● Task objective
Quote every one of the rows below word for word, keeping each character and its order unchanged.

[Data entries]

-------

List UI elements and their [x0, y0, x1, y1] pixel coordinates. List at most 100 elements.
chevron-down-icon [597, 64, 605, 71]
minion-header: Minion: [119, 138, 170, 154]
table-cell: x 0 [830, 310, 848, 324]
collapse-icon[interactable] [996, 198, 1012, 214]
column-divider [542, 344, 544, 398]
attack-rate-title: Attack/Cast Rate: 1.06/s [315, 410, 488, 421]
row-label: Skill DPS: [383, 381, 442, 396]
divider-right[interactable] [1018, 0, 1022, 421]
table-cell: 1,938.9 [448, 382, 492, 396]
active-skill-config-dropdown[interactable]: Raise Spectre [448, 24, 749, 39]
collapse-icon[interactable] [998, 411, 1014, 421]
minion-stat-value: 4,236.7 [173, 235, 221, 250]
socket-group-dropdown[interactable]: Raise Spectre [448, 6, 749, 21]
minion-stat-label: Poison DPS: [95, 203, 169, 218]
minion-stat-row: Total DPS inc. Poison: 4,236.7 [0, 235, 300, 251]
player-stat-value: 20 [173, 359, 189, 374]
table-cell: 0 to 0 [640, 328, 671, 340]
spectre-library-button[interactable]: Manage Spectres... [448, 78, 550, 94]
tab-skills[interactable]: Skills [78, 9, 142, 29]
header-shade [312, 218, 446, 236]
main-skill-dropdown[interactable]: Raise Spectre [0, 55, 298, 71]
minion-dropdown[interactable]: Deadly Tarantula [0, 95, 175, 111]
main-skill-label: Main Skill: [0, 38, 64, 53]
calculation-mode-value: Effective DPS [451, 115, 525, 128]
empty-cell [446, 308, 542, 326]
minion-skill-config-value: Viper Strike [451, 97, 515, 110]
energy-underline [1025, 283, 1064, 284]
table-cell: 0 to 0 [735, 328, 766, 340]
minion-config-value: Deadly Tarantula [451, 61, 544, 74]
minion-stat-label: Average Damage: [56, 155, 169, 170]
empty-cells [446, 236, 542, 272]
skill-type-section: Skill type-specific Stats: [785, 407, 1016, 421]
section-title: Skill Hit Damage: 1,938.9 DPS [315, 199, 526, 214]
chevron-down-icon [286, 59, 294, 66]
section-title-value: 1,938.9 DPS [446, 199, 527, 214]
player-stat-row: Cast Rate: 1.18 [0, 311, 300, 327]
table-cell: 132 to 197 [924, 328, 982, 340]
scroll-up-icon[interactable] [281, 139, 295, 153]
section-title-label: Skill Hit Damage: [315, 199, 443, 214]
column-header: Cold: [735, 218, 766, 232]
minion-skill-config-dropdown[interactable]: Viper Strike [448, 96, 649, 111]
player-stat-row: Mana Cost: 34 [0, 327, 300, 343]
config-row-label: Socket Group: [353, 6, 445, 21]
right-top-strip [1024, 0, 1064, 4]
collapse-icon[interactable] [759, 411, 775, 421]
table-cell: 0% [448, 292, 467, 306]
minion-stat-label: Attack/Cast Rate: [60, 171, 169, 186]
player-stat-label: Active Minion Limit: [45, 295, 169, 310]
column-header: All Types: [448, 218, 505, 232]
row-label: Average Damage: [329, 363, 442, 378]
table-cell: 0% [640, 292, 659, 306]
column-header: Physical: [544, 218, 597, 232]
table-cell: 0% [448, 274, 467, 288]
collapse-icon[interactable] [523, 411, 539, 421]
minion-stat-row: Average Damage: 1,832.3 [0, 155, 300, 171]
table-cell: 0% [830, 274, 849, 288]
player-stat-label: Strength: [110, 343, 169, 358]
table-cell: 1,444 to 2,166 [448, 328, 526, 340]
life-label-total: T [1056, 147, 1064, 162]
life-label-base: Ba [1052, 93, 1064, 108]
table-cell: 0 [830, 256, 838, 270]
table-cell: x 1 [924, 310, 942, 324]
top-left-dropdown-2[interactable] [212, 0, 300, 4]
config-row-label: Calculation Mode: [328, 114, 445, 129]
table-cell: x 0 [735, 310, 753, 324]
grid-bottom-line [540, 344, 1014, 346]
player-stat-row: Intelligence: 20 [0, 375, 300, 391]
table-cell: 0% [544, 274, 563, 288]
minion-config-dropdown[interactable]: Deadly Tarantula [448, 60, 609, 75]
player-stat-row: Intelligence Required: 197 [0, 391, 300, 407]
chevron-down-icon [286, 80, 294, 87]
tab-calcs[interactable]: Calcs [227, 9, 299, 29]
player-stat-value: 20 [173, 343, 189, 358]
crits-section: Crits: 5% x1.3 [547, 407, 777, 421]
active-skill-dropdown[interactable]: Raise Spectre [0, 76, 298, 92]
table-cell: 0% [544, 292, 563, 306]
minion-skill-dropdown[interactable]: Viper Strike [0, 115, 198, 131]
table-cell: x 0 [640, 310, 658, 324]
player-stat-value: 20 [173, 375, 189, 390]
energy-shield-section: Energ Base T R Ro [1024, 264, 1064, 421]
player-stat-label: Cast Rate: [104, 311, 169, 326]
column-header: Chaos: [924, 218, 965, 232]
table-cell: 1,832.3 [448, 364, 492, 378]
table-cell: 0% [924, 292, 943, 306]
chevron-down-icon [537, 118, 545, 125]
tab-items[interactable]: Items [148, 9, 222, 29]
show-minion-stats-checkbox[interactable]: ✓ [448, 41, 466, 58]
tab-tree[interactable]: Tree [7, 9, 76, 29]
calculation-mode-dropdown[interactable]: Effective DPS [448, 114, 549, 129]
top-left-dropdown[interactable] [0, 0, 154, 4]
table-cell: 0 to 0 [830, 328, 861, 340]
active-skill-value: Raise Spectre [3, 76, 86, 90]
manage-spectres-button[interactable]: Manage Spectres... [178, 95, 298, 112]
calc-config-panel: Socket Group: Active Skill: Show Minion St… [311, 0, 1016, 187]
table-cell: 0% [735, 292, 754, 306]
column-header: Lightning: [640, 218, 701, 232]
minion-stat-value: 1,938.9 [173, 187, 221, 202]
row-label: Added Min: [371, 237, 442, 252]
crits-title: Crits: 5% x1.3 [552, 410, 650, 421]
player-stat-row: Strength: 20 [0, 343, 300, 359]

-------

● Output below
List UI elements and their [x0, y0, x1, y1] pixel coordinates. List at most 100 elements.
chevron-down-icon [597, 64, 605, 71]
minion-header: Minion: [119, 138, 170, 154]
table-cell: x 0 [830, 310, 848, 324]
collapse-icon[interactable] [996, 198, 1012, 214]
column-divider [542, 344, 544, 398]
attack-rate-title: Attack/Cast Rate: 1.06/s [315, 410, 488, 421]
row-label: Skill DPS: [383, 381, 442, 396]
divider-right[interactable] [1018, 0, 1022, 421]
table-cell: 1,938.9 [448, 382, 492, 396]
active-skill-config-dropdown[interactable]: Raise Spectre [448, 24, 749, 39]
collapse-icon[interactable] [998, 411, 1014, 421]
minion-stat-value: 4,236.7 [173, 235, 221, 250]
socket-group-dropdown[interactable]: Raise Spectre [448, 6, 749, 21]
minion-stat-label: Poison DPS: [95, 203, 169, 218]
minion-stat-row: Total DPS inc. Poison: 4,236.7 [0, 235, 300, 251]
player-stat-value: 20 [173, 359, 189, 374]
table-cell: 0 to 0 [640, 328, 671, 340]
spectre-library-button[interactable]: Manage Spectres... [448, 78, 550, 94]
tab-skills[interactable]: Skills [78, 9, 142, 29]
header-shade [312, 218, 446, 236]
main-skill-dropdown[interactable]: Raise Spectre [0, 55, 298, 71]
minion-dropdown[interactable]: Deadly Tarantula [0, 95, 175, 111]
main-skill-label: Main Skill: [0, 38, 64, 53]
calculation-mode-value: Effective DPS [451, 115, 525, 128]
empty-cell [446, 308, 542, 326]
minion-skill-config-value: Viper Strike [451, 97, 515, 110]
energy-underline [1025, 283, 1064, 284]
table-cell: 0 to 0 [735, 328, 766, 340]
minion-config-value: Deadly Tarantula [451, 61, 544, 74]
minion-stat-label: Average Damage: [56, 155, 169, 170]
empty-cells [446, 236, 542, 272]
skill-type-section: Skill type-specific Stats: [785, 407, 1016, 421]
section-title: Skill Hit Damage: 1,938.9 DPS [315, 199, 526, 214]
chevron-down-icon [286, 59, 294, 66]
section-title-value: 1,938.9 DPS [446, 199, 527, 214]
player-stat-row: Cast Rate: 1.18 [0, 311, 300, 327]
table-cell: 132 to 197 [924, 328, 982, 340]
scroll-up-icon[interactable] [281, 139, 295, 153]
section-title-label: Skill Hit Damage: [315, 199, 443, 214]
column-header: Cold: [735, 218, 766, 232]
minion-skill-config-dropdown[interactable]: Viper Strike [448, 96, 649, 111]
player-stat-row: Mana Cost: 34 [0, 327, 300, 343]
config-row-label: Socket Group: [353, 6, 445, 21]
right-top-strip [1024, 0, 1064, 4]
collapse-icon[interactable] [759, 411, 775, 421]
table-cell: 0% [448, 292, 467, 306]
minion-stat-label: Attack/Cast Rate: [60, 171, 169, 186]
player-stat-label: Active Minion Limit: [45, 295, 169, 310]
column-header: All Types: [448, 218, 505, 232]
row-label: Average Damage: [329, 363, 442, 378]
table-cell: 0% [640, 292, 659, 306]
column-header: Physical: [544, 218, 597, 232]
table-cell: 0% [448, 274, 467, 288]
collapse-icon[interactable] [523, 411, 539, 421]
minion-stat-row: Average Damage: 1,832.3 [0, 155, 300, 171]
table-cell: 0% [830, 274, 849, 288]
player-stat-label: Strength: [110, 343, 169, 358]
table-cell: 1,444 to 2,166 [448, 328, 526, 340]
life-label-total: T [1056, 147, 1064, 162]
life-label-base: Ba [1052, 93, 1064, 108]
table-cell: 0 [830, 256, 838, 270]
table-cell: x 1 [924, 310, 942, 324]
top-left-dropdown-2[interactable] [212, 0, 300, 4]
config-row-label: Calculation Mode: [328, 114, 445, 129]
table-cell: x 0 [735, 310, 753, 324]
grid-bottom-line [540, 344, 1014, 346]
player-stat-row: Intelligence: 20 [0, 375, 300, 391]
table-cell: 0% [544, 274, 563, 288]
minion-config-dropdown[interactable]: Deadly Tarantula [448, 60, 609, 75]
player-stat-row: Intelligence Required: 197 [0, 391, 300, 407]
chevron-down-icon [286, 80, 294, 87]
tab-calcs[interactable]: Calcs [227, 9, 299, 29]
player-stat-value: 20 [173, 343, 189, 358]
crits-section: Crits: 5% x1.3 [547, 407, 777, 421]
active-skill-dropdown[interactable]: Raise Spectre [0, 76, 298, 92]
table-cell: 0% [544, 292, 563, 306]
minion-skill-dropdown[interactable]: Viper Strike [0, 115, 198, 131]
table-cell: x 0 [640, 310, 658, 324]
player-stat-value: 20 [173, 375, 189, 390]
energy-shield-section: Energ Base T R Ro [1024, 264, 1064, 421]
player-stat-label: Cast Rate: [104, 311, 169, 326]
column-header: Chaos: [924, 218, 965, 232]
table-cell: 1,832.3 [448, 364, 492, 378]
table-cell: 0% [924, 292, 943, 306]
chevron-down-icon [537, 118, 545, 125]
tab-items[interactable]: Items [148, 9, 222, 29]
show-minion-stats-checkbox[interactable]: ✓ [448, 41, 466, 58]
tab-tree[interactable]: Tree [7, 9, 76, 29]
calculation-mode-dropdown[interactable]: Effective DPS [448, 114, 549, 129]
top-left-dropdown[interactable] [0, 0, 154, 4]
table-cell: 0 to 0 [830, 328, 861, 340]
active-skill-value: Raise Spectre [3, 76, 86, 90]
manage-spectres-button[interactable]: Manage Spectres... [178, 95, 298, 112]
calc-config-panel: Socket Group: Active Skill: Show Minion St… [311, 0, 1016, 187]
table-cell: 0% [735, 292, 754, 306]
column-header: Lightning: [640, 218, 701, 232]
minion-stat-value: 1,938.9 [173, 187, 221, 202]
row-label: Added Min: [371, 237, 442, 252]
crits-title: Crits: 5% x1.3 [552, 410, 650, 421]
player-stat-row: Strength: 20 [0, 343, 300, 359]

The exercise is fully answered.